(Structured figure records)
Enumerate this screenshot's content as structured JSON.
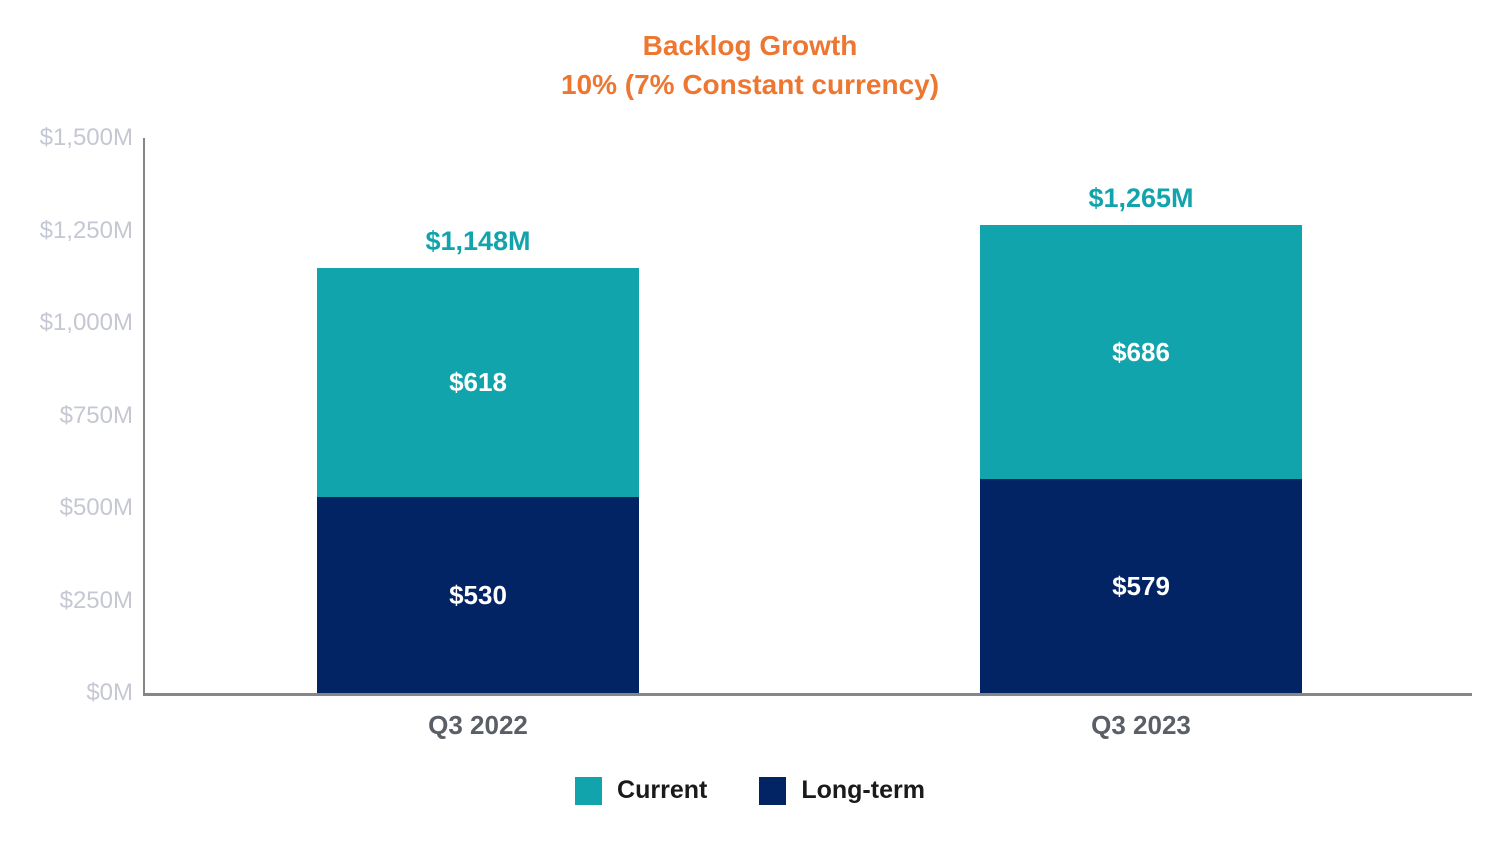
{
  "title": {
    "line1": "Backlog Growth",
    "line2": "10% (7% Constant currency)"
  },
  "colors": {
    "title_orange": "#ED7631",
    "current": "#12A4AD",
    "long_term": "#032464",
    "total_label_teal": "#12A4AD",
    "axis_line": "#85868A",
    "ytick_label": "#C5C8D2",
    "xtick_label": "#5A5F66",
    "legend_text": "#1A1A1A",
    "bar_value_text": "#FFFFFF",
    "background": "#FFFFFF"
  },
  "chart_data": {
    "type": "bar",
    "stacked": true,
    "title": "Backlog Growth 10% (7% Constant currency)",
    "categories": [
      "Q3 2022",
      "Q3 2023"
    ],
    "series": [
      {
        "name": "Long-term",
        "values": [
          530,
          579
        ],
        "color": "#032464"
      },
      {
        "name": "Current",
        "values": [
          618,
          686
        ],
        "color": "#12A4AD"
      }
    ],
    "totals": [
      1148,
      1265
    ],
    "total_labels": [
      "$1,148M",
      "$1,265M"
    ],
    "segment_labels": {
      "current": [
        "$618",
        "$686"
      ],
      "long_term": [
        "$530",
        "$579"
      ]
    },
    "ylim": [
      0,
      1500
    ],
    "ytick_values": [
      1500,
      1250,
      1000,
      750,
      500,
      250,
      0
    ],
    "yticks": [
      "$1,500M",
      "$1,250M",
      "$1,000M",
      "$750M",
      "$500M",
      "$250M",
      "$0M"
    ],
    "grid": false,
    "legend": [
      "Current",
      "Long-term"
    ],
    "legend_position": "bottom"
  }
}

Directions for this task >> Omit the images and transcribe all of the records above word for word.

Expected output >>
Enumerate this screenshot's content as structured JSON.
{
  "title": {
    "line1": "Backlog Growth",
    "line2": "10% (7% Constant currency)"
  },
  "colors": {
    "title_orange": "#ED7631",
    "current": "#12A4AD",
    "long_term": "#032464",
    "total_label_teal": "#12A4AD",
    "axis_line": "#85868A",
    "ytick_label": "#C5C8D2",
    "xtick_label": "#5A5F66",
    "legend_text": "#1A1A1A",
    "bar_value_text": "#FFFFFF",
    "background": "#FFFFFF"
  },
  "chart_data": {
    "type": "bar",
    "stacked": true,
    "title": "Backlog Growth 10% (7% Constant currency)",
    "categories": [
      "Q3 2022",
      "Q3 2023"
    ],
    "series": [
      {
        "name": "Long-term",
        "values": [
          530,
          579
        ],
        "color": "#032464"
      },
      {
        "name": "Current",
        "values": [
          618,
          686
        ],
        "color": "#12A4AD"
      }
    ],
    "totals": [
      1148,
      1265
    ],
    "total_labels": [
      "$1,148M",
      "$1,265M"
    ],
    "segment_labels": {
      "current": [
        "$618",
        "$686"
      ],
      "long_term": [
        "$530",
        "$579"
      ]
    },
    "ylim": [
      0,
      1500
    ],
    "ytick_values": [
      1500,
      1250,
      1000,
      750,
      500,
      250,
      0
    ],
    "yticks": [
      "$1,500M",
      "$1,250M",
      "$1,000M",
      "$750M",
      "$500M",
      "$250M",
      "$0M"
    ],
    "grid": false,
    "legend": [
      "Current",
      "Long-term"
    ],
    "legend_position": "bottom"
  }
}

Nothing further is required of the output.